▶ [What you are asked to do]: Pick out the lines containing "Walker".

▶ [Dataset entries]:
────────
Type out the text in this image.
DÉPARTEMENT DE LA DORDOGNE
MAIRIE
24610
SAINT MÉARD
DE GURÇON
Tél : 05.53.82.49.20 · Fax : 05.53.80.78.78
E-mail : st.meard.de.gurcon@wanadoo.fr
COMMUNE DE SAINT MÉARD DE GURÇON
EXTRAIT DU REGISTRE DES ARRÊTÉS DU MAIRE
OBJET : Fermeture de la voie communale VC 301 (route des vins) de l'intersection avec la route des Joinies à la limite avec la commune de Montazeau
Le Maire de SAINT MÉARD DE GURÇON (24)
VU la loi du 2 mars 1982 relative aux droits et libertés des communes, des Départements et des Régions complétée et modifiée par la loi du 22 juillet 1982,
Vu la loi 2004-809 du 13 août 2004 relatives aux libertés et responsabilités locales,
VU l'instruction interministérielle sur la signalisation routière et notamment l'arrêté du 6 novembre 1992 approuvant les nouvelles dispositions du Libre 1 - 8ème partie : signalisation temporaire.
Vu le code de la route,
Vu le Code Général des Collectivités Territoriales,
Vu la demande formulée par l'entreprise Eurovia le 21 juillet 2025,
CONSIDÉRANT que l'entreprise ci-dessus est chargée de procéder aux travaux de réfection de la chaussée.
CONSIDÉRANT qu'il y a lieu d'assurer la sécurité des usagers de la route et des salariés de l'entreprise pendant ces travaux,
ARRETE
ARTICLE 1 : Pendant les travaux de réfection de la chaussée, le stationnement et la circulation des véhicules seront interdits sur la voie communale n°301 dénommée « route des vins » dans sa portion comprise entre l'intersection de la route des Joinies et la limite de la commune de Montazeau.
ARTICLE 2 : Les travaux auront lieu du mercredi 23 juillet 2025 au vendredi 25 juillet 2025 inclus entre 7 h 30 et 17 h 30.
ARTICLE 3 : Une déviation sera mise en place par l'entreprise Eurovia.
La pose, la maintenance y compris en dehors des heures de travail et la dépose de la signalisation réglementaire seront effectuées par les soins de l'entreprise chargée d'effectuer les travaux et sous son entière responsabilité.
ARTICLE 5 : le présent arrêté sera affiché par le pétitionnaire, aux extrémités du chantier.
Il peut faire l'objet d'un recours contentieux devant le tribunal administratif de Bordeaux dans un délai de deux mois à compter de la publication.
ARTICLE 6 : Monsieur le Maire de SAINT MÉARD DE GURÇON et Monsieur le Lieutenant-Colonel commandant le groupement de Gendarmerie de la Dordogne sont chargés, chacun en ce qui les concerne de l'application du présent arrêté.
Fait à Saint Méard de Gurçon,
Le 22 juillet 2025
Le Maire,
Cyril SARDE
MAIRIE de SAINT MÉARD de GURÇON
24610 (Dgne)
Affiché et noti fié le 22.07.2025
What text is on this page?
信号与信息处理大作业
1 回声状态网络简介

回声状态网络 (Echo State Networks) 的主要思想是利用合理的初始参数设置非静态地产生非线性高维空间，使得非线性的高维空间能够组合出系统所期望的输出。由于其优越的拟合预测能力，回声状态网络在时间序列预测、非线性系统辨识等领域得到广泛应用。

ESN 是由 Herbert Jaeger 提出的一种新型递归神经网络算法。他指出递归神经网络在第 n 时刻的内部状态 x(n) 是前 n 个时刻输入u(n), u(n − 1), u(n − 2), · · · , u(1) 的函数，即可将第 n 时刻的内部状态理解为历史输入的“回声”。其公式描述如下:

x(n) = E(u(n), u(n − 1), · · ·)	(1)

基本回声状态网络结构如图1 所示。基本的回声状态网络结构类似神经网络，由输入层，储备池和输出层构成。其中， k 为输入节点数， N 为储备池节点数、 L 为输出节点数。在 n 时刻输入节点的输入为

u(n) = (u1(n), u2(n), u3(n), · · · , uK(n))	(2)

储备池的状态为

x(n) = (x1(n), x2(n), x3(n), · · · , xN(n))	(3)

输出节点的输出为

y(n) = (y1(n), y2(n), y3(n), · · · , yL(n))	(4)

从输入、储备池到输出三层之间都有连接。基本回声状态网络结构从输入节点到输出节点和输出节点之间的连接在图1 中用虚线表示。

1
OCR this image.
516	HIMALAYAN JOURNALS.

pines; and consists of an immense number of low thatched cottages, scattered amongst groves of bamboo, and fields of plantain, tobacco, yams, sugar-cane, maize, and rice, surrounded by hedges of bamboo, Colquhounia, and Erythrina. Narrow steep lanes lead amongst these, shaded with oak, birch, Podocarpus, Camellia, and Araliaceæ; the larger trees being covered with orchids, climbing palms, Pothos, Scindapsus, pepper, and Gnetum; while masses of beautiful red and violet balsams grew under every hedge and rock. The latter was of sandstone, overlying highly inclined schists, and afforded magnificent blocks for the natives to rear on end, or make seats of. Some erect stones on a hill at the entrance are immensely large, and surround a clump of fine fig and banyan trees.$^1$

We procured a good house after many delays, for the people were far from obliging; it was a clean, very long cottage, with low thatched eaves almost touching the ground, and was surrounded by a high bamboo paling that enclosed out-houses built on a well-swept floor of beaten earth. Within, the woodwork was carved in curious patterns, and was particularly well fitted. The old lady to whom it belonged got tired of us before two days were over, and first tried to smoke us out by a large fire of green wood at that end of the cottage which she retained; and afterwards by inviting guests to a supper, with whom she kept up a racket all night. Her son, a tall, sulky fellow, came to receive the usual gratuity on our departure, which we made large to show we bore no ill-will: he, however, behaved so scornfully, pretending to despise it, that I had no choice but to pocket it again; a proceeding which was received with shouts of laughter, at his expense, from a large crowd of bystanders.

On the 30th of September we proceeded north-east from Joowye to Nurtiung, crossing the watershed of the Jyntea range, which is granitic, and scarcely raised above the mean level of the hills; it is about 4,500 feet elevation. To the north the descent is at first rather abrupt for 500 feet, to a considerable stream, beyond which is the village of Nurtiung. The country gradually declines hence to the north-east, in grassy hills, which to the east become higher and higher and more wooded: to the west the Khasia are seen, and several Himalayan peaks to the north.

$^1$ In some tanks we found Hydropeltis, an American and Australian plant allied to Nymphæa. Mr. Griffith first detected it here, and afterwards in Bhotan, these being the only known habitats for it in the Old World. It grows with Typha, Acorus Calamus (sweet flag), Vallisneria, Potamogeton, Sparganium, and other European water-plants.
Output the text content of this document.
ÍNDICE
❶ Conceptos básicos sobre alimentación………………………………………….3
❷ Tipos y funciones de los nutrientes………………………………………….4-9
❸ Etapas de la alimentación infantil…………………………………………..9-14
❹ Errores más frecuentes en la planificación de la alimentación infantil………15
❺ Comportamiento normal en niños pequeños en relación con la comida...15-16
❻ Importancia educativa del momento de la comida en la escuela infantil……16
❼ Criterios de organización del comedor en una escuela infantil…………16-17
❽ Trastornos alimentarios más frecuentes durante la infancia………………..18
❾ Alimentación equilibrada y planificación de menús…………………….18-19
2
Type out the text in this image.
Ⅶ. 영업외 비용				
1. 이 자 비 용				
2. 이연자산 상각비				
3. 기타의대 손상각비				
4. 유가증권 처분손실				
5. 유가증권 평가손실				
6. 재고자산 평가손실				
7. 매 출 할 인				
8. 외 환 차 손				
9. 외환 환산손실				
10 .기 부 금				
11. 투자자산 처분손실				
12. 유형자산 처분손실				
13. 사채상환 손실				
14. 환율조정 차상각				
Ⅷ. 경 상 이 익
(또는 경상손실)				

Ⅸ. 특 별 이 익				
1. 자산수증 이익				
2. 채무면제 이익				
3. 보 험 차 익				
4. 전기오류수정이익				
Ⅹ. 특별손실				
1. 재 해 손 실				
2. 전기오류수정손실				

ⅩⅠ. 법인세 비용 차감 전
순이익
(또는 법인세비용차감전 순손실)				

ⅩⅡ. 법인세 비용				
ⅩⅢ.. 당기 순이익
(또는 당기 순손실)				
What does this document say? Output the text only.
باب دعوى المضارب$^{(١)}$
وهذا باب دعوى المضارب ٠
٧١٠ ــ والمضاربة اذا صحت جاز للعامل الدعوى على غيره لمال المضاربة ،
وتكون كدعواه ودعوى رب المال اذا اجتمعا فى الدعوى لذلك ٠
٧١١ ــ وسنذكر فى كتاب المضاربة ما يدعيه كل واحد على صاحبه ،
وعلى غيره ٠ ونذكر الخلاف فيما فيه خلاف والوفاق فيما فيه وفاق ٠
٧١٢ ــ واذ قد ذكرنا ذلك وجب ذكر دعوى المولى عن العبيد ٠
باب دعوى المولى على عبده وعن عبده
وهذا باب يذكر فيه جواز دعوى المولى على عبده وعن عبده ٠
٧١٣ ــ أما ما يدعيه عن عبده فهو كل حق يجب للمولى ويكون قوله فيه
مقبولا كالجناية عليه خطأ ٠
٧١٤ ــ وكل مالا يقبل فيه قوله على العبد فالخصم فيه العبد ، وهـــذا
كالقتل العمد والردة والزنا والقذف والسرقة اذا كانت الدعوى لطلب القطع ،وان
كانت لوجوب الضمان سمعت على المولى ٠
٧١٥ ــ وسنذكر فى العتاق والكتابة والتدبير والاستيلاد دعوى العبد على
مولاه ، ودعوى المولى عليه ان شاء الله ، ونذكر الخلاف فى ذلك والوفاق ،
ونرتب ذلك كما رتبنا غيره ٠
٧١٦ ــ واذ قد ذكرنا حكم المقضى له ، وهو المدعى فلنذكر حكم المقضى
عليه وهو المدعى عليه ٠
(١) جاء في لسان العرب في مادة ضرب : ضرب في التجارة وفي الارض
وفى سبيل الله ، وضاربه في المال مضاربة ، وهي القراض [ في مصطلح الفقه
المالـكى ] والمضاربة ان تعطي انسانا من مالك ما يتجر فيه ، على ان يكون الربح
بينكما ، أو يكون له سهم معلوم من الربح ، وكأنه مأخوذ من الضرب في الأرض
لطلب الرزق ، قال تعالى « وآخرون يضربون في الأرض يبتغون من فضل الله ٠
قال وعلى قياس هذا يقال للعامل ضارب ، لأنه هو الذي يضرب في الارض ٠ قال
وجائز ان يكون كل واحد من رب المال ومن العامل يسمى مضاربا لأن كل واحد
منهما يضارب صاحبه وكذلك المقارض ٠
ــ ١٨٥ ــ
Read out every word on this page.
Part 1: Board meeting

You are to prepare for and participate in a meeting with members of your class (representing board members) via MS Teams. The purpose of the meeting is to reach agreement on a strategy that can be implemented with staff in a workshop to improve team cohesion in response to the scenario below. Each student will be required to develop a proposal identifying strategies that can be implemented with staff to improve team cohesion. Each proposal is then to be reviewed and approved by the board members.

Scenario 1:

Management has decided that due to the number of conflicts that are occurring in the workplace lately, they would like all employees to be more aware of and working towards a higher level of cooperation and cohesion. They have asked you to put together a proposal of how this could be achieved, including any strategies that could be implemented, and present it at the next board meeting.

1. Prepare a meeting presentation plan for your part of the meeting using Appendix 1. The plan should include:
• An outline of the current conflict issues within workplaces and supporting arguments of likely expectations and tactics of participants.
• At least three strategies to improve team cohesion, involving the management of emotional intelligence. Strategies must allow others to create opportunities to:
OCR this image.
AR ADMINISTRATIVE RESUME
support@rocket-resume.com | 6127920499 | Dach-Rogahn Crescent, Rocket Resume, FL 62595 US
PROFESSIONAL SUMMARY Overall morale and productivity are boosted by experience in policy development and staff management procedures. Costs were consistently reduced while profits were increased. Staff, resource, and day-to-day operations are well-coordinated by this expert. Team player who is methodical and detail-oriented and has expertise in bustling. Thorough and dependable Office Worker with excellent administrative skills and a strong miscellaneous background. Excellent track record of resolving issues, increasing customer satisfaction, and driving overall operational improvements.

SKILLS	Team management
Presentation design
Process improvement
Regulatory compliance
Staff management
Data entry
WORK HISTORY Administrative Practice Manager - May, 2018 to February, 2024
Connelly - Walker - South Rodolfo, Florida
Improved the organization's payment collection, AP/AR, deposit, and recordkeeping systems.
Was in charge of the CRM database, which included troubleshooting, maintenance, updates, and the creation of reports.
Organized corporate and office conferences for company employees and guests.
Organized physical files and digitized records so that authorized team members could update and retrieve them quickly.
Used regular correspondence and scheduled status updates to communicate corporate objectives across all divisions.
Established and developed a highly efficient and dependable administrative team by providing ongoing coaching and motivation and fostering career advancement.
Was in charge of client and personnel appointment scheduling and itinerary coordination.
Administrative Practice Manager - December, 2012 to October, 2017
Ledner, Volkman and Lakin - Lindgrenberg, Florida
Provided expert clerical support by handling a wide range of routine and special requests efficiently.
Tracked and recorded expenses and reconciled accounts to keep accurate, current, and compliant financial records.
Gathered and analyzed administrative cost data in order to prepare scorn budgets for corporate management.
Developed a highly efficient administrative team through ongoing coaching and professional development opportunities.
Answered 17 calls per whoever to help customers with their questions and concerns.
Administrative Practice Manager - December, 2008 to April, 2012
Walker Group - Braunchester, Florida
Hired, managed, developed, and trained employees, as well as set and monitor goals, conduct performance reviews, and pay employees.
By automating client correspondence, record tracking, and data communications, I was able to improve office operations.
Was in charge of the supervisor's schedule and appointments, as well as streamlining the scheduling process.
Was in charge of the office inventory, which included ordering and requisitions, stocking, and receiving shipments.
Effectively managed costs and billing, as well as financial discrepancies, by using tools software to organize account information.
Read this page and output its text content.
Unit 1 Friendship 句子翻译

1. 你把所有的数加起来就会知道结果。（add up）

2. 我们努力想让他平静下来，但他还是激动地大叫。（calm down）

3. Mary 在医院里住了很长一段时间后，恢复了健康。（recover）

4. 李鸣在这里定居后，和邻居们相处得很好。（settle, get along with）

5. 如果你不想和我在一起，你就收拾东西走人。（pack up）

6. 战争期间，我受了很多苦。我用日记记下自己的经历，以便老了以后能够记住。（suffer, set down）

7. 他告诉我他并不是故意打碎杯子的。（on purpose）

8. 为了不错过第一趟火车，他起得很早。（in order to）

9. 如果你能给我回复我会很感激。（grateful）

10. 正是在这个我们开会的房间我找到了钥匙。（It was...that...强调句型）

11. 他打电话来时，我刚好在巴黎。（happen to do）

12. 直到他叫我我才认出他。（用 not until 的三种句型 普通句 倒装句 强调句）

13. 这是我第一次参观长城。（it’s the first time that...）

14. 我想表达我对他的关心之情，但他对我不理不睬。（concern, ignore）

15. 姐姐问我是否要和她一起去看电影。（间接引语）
────────
▶ [Written response]:
Connelly - Walker - South Rodolfo, Florida
Walker Group - Braunchester, Florida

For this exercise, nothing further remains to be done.